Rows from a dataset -
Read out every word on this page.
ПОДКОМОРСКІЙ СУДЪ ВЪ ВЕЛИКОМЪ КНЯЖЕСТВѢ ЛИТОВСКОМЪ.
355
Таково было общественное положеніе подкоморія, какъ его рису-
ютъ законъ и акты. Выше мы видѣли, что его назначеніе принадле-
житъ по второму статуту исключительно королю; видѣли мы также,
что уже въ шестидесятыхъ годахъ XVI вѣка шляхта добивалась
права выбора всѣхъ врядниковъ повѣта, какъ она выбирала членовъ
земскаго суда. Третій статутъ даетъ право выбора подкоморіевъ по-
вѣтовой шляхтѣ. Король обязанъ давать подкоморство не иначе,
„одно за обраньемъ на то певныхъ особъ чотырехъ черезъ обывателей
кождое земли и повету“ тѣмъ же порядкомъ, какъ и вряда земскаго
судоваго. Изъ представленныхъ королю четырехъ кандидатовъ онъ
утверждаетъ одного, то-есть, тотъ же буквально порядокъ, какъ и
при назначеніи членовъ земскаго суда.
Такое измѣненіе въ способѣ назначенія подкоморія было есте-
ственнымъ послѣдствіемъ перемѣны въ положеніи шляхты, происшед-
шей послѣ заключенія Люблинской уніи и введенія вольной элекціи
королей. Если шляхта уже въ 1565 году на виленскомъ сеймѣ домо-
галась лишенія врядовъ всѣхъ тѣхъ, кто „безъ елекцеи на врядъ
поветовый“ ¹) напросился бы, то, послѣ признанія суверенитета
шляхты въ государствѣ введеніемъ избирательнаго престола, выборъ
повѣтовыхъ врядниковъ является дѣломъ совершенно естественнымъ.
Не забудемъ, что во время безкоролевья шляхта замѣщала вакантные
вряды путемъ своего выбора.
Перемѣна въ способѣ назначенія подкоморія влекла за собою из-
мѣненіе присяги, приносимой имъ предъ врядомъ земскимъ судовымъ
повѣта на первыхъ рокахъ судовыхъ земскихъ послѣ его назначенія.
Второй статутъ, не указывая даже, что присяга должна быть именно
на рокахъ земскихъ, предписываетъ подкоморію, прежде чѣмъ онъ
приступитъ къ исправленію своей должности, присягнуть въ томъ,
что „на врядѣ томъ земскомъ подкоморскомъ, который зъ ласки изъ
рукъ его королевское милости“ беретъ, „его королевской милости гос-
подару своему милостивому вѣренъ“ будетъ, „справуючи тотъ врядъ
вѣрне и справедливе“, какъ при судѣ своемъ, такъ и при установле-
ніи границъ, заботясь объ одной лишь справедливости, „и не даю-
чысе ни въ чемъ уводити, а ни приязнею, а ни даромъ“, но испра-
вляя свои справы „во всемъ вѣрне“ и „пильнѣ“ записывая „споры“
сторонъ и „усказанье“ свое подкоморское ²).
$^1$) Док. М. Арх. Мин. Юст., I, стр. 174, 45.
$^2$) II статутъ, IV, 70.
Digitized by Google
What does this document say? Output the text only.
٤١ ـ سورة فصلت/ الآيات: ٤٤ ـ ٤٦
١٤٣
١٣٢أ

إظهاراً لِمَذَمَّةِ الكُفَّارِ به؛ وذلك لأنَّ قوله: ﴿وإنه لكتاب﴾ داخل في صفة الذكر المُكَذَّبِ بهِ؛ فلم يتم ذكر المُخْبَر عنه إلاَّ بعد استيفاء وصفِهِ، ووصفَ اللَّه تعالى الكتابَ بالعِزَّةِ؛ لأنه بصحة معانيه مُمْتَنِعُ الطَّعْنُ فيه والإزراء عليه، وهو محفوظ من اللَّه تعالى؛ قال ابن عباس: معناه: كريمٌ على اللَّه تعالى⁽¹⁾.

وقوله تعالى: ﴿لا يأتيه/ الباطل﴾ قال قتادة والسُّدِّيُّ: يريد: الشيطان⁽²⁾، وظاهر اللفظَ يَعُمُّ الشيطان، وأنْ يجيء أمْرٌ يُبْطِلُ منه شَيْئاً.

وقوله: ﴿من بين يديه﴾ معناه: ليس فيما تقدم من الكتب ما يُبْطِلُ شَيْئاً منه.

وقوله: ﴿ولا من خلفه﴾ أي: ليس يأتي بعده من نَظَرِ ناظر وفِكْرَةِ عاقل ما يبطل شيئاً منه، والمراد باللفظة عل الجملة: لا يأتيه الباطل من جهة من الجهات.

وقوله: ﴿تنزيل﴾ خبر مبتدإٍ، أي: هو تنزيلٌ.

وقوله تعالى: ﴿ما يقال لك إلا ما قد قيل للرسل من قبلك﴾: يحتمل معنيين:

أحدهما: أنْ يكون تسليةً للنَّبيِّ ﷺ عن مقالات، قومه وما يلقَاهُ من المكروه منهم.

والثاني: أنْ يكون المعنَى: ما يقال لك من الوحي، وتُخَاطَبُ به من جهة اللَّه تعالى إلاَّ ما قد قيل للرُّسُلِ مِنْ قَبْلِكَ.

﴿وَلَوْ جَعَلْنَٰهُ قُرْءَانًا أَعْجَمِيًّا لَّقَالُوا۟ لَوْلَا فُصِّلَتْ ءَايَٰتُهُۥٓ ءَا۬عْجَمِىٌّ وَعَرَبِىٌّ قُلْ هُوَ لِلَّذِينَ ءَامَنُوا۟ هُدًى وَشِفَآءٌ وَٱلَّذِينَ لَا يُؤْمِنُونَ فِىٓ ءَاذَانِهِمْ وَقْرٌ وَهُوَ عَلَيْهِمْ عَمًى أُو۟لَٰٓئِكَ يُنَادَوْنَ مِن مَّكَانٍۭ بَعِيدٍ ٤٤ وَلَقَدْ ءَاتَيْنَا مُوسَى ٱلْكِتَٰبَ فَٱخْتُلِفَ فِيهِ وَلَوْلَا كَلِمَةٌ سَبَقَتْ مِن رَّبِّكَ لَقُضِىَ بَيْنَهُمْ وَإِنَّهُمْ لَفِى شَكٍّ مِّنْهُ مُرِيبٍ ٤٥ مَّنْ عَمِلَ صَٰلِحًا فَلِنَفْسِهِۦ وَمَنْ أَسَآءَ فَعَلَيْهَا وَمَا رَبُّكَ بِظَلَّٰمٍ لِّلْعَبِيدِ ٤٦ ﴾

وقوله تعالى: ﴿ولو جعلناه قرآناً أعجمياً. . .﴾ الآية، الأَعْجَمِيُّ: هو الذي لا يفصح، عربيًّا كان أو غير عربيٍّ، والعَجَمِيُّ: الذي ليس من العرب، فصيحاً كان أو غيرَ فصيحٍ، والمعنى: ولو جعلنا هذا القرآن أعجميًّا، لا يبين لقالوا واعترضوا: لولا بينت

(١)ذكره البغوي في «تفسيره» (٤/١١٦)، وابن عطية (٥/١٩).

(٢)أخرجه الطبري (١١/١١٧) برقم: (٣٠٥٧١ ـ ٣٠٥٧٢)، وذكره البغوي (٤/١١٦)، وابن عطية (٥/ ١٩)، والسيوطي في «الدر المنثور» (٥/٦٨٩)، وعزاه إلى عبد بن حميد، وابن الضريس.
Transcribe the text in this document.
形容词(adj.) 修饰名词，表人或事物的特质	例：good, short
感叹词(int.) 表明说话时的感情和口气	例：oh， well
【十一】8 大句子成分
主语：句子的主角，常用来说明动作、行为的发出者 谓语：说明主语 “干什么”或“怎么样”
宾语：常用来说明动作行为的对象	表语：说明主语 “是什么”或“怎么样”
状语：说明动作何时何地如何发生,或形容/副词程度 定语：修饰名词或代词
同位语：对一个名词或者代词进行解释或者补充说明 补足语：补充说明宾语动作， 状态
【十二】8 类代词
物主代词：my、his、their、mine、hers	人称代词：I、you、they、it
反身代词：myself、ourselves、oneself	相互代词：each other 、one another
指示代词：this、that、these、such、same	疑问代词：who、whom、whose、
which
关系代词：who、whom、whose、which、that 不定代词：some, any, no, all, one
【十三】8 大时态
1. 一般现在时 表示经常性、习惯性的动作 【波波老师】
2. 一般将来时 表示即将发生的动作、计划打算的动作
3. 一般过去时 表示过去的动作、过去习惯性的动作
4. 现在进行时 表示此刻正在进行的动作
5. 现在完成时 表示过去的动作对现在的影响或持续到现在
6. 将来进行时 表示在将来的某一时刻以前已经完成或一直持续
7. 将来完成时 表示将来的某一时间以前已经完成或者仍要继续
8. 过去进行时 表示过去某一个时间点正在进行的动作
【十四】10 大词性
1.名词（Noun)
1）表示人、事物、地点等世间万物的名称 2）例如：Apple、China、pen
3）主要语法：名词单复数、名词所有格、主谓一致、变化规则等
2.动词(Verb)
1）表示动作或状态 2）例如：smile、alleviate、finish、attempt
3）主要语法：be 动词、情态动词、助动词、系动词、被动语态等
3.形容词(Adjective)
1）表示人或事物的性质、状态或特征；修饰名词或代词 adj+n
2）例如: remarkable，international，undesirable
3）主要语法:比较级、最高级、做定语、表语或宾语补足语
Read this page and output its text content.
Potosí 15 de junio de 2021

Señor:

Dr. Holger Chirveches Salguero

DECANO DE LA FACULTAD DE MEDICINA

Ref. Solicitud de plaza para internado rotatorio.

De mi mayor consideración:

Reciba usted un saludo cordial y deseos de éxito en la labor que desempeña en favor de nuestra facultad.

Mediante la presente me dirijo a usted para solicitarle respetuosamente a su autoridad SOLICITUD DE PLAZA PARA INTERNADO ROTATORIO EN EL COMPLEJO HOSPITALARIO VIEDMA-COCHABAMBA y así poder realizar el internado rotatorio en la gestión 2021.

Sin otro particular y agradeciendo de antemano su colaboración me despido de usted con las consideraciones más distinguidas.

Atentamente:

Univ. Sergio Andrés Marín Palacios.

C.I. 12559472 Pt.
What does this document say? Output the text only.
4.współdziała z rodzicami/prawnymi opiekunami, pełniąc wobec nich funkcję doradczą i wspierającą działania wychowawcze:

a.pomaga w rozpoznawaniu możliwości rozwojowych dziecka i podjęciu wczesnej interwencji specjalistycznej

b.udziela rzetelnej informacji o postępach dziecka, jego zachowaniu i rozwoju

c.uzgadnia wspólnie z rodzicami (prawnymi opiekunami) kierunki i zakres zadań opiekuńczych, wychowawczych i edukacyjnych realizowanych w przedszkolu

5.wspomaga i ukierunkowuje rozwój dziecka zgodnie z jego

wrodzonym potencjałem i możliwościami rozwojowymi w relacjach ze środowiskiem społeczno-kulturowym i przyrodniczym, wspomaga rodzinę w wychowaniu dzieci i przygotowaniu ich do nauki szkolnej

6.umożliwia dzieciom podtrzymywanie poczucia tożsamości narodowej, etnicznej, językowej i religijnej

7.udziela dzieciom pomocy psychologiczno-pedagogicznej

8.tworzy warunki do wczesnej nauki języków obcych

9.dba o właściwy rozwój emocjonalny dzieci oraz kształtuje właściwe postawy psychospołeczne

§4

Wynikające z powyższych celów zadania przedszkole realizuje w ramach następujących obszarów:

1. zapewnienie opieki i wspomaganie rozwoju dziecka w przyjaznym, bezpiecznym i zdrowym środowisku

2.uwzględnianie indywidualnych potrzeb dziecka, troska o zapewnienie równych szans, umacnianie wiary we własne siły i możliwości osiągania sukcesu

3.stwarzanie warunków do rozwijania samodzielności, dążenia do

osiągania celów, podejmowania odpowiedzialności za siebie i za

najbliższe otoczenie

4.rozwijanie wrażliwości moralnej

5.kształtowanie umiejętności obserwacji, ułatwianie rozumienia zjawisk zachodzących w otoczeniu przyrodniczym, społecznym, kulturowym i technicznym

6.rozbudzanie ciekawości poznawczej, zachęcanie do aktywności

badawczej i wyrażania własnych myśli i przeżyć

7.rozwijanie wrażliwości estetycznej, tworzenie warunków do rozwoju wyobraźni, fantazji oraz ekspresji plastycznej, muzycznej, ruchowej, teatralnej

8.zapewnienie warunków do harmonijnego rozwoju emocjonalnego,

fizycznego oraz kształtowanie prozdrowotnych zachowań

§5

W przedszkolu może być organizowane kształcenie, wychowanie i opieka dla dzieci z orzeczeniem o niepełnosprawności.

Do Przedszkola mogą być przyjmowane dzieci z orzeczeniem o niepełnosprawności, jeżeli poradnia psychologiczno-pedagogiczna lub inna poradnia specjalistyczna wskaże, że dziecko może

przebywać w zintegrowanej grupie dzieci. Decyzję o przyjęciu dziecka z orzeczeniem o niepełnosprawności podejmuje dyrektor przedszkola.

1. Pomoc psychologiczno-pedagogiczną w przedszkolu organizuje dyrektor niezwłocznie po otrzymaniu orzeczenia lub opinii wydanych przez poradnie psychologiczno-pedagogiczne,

GIVEN TASK - Count every line in the entries above where the word "opiekunami" appears; respond with the number alone.

ANSWER - 2